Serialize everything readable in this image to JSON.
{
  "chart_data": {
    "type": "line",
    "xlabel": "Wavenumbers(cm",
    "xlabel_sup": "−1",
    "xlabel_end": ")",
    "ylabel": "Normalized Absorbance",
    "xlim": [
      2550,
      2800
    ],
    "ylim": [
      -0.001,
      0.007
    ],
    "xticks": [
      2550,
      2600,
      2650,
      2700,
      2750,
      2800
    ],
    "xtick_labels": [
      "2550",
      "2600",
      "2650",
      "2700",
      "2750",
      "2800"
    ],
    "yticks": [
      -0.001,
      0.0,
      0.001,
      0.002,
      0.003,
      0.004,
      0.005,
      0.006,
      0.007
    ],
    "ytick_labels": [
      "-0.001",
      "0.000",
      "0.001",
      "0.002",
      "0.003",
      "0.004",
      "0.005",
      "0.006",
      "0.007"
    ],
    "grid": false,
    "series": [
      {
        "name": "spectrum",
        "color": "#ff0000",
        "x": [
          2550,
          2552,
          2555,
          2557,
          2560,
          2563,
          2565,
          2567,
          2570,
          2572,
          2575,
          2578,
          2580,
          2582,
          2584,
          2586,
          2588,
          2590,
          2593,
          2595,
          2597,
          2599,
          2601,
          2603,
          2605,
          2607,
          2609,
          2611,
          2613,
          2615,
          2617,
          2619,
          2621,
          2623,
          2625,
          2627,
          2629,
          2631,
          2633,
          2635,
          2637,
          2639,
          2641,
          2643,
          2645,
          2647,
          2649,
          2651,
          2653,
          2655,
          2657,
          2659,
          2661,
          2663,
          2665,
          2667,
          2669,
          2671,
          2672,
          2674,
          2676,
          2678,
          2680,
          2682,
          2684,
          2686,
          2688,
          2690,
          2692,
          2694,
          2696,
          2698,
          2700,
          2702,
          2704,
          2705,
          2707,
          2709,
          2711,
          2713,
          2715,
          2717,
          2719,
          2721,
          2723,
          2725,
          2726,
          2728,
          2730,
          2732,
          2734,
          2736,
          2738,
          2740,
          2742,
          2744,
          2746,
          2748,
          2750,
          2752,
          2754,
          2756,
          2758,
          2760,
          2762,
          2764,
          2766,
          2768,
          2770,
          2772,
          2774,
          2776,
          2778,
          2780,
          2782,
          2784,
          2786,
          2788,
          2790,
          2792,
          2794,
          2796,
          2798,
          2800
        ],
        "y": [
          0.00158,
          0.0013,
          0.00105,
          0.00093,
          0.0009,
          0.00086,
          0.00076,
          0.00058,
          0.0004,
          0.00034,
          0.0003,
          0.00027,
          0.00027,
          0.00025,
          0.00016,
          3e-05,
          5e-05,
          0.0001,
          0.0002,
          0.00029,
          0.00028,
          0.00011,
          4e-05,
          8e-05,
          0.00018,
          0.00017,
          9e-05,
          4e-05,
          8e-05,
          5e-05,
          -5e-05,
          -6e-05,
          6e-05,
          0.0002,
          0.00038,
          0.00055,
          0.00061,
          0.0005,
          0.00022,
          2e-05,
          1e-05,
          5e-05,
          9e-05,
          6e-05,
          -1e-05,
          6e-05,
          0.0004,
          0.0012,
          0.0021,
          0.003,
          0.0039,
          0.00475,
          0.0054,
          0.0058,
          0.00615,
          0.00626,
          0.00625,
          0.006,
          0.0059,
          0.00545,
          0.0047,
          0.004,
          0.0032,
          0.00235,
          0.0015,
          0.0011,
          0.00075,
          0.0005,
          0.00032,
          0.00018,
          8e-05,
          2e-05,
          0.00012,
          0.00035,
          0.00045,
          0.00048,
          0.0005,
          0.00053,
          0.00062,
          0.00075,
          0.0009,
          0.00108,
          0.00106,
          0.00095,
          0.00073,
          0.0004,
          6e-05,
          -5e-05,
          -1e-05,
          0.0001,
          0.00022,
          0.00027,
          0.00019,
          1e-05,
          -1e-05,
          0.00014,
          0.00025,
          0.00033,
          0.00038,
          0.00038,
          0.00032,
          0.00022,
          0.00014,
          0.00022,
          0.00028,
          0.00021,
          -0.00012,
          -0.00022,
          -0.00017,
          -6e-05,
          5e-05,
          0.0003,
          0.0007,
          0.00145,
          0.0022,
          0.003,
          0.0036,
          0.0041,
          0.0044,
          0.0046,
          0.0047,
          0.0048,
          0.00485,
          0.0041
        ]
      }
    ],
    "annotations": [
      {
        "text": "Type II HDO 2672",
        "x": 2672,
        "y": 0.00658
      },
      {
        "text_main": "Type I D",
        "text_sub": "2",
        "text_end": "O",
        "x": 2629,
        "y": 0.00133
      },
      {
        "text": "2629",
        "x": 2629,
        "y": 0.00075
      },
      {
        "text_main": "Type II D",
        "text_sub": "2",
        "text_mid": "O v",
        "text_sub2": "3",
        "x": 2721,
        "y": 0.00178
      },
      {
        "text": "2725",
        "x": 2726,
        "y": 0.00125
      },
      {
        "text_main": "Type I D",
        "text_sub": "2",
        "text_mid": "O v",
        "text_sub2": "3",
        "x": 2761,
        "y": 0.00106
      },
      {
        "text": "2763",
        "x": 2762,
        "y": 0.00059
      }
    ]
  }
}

##############################

§ **TASK GOAL**
Your task is to reproduce all of the records exactly.

§ **WORKED SOLUTION**
Serialize everything readable in this image to JSON.
{
  "chart_data": {
    "type": "line",
    "xlabel": "Wavenumbers(cm",
    "xlabel_sup": "−1",
    "xlabel_end": ")",
    "ylabel": "Normalized Absorbance",
    "xlim": [
      2550,
      2800
    ],
    "ylim": [
      -0.001,
      0.007
    ],
    "xticks": [
      2550,
      2600,
      2650,
      2700,
      2750,
      2800
    ],
    "xtick_labels": [
      "2550",
      "2600",
      "2650",
      "2700",
      "2750",
      "2800"
    ],
    "yticks": [
      -0.001,
      0.0,
      0.001,
      0.002,
      0.003,
      0.004,
      0.005,
      0.006,
      0.007
    ],
    "ytick_labels": [
      "-0.001",
      "0.000",
      "0.001",
      "0.002",
      "0.003",
      "0.004",
      "0.005",
      "0.006",
      "0.007"
    ],
    "grid": false,
    "series": [
      {
        "name": "spectrum",
        "color": "#ff0000",
        "x": [
          2550,
          2552,
          2555,
          2557,
          2560,
          2563,
          2565,
          2567,
          2570,
          2572,
          2575,
          2578,
          2580,
          2582,
          2584,
          2586,
          2588,
          2590,
          2593,
          2595,
          2597,
          2599,
          2601,
          2603,
          2605,
          2607,
          2609,
          2611,
          2613,
          2615,
          2617,
          2619,
          2621,
          2623,
          2625,
          2627,
          2629,
          2631,
          2633,
          2635,
          2637,
          2639,
          2641,
          2643,
          2645,
          2647,
          2649,
          2651,
          2653,
          2655,
          2657,
          2659,
          2661,
          2663,
          2665,
          2667,
          2669,
          2671,
          2672,
          2674,
          2676,
          2678,
          2680,
          2682,
          2684,
          2686,
          2688,
          2690,
          2692,
          2694,
          2696,
          2698,
          2700,
          2702,
          2704,
          2705,
          2707,
          2709,
          2711,
          2713,
          2715,
          2717,
          2719,
          2721,
          2723,
          2725,
          2726,
          2728,
          2730,
          2732,
          2734,
          2736,
          2738,
          2740,
          2742,
          2744,
          2746,
          2748,
          2750,
          2752,
          2754,
          2756,
          2758,
          2760,
          2762,
          2764,
          2766,
          2768,
          2770,
          2772,
          2774,
          2776,
          2778,
          2780,
          2782,
          2784,
          2786,
          2788,
          2790,
          2792,
          2794,
          2796,
          2798,
          2800
        ],
        "y": [
          0.00158,
          0.0013,
          0.00105,
          0.00093,
          0.0009,
          0.00086,
          0.00076,
          0.00058,
          0.0004,
          0.00034,
          0.0003,
          0.00027,
          0.00027,
          0.00025,
          0.00016,
          3e-05,
          5e-05,
          0.0001,
          0.0002,
          0.00029,
          0.00028,
          0.00011,
          4e-05,
          8e-05,
          0.00018,
          0.00017,
          9e-05,
          4e-05,
          8e-05,
          5e-05,
          -5e-05,
          -6e-05,
          6e-05,
          0.0002,
          0.00038,
          0.00055,
          0.00061,
          0.0005,
          0.00022,
          2e-05,
          1e-05,
          5e-05,
          9e-05,
          6e-05,
          -1e-05,
          6e-05,
          0.0004,
          0.0012,
          0.0021,
          0.003,
          0.0039,
          0.00475,
          0.0054,
          0.0058,
          0.00615,
          0.00626,
          0.00625,
          0.006,
          0.0059,
          0.00545,
          0.0047,
          0.004,
          0.0032,
          0.00235,
          0.0015,
          0.0011,
          0.00075,
          0.0005,
          0.00032,
          0.00018,
          8e-05,
          2e-05,
          0.00012,
          0.00035,
          0.00045,
          0.00048,
          0.0005,
          0.00053,
          0.00062,
          0.00075,
          0.0009,
          0.00108,
          0.00106,
          0.00095,
          0.00073,
          0.0004,
          6e-05,
          -5e-05,
          -1e-05,
          0.0001,
          0.00022,
          0.00027,
          0.00019,
          1e-05,
          -1e-05,
          0.00014,
          0.00025,
          0.00033,
          0.00038,
          0.00038,
          0.00032,
          0.00022,
          0.00014,
          0.00022,
          0.00028,
          0.00021,
          -0.00012,
          -0.00022,
          -0.00017,
          -6e-05,
          5e-05,
          0.0003,
          0.0007,
          0.00145,
          0.0022,
          0.003,
          0.0036,
          0.0041,
          0.0044,
          0.0046,
          0.0047,
          0.0048,
          0.00485,
          0.0041
        ]
      }
    ],
    "annotations": [
      {
        "text": "Type II HDO 2672",
        "x": 2672,
        "y": 0.00658
      },
      {
        "text_main": "Type I D",
        "text_sub": "2",
        "text_end": "O",
        "x": 2629,
        "y": 0.00133
      },
      {
        "text": "2629",
        "x": 2629,
        "y": 0.00075
      },
      {
        "text_main": "Type II D",
        "text_sub": "2",
        "text_mid": "O v",
        "text_sub2": "3",
        "x": 2721,
        "y": 0.00178
      },
      {
        "text": "2725",
        "x": 2726,
        "y": 0.00125
      },
      {
        "text_main": "Type I D",
        "text_sub": "2",
        "text_mid": "O v",
        "text_sub2": "3",
        "x": 2761,
        "y": 0.00106
      },
      {
        "text": "2763",
        "x": 2762,
        "y": 0.00059
      }
    ]
  }
}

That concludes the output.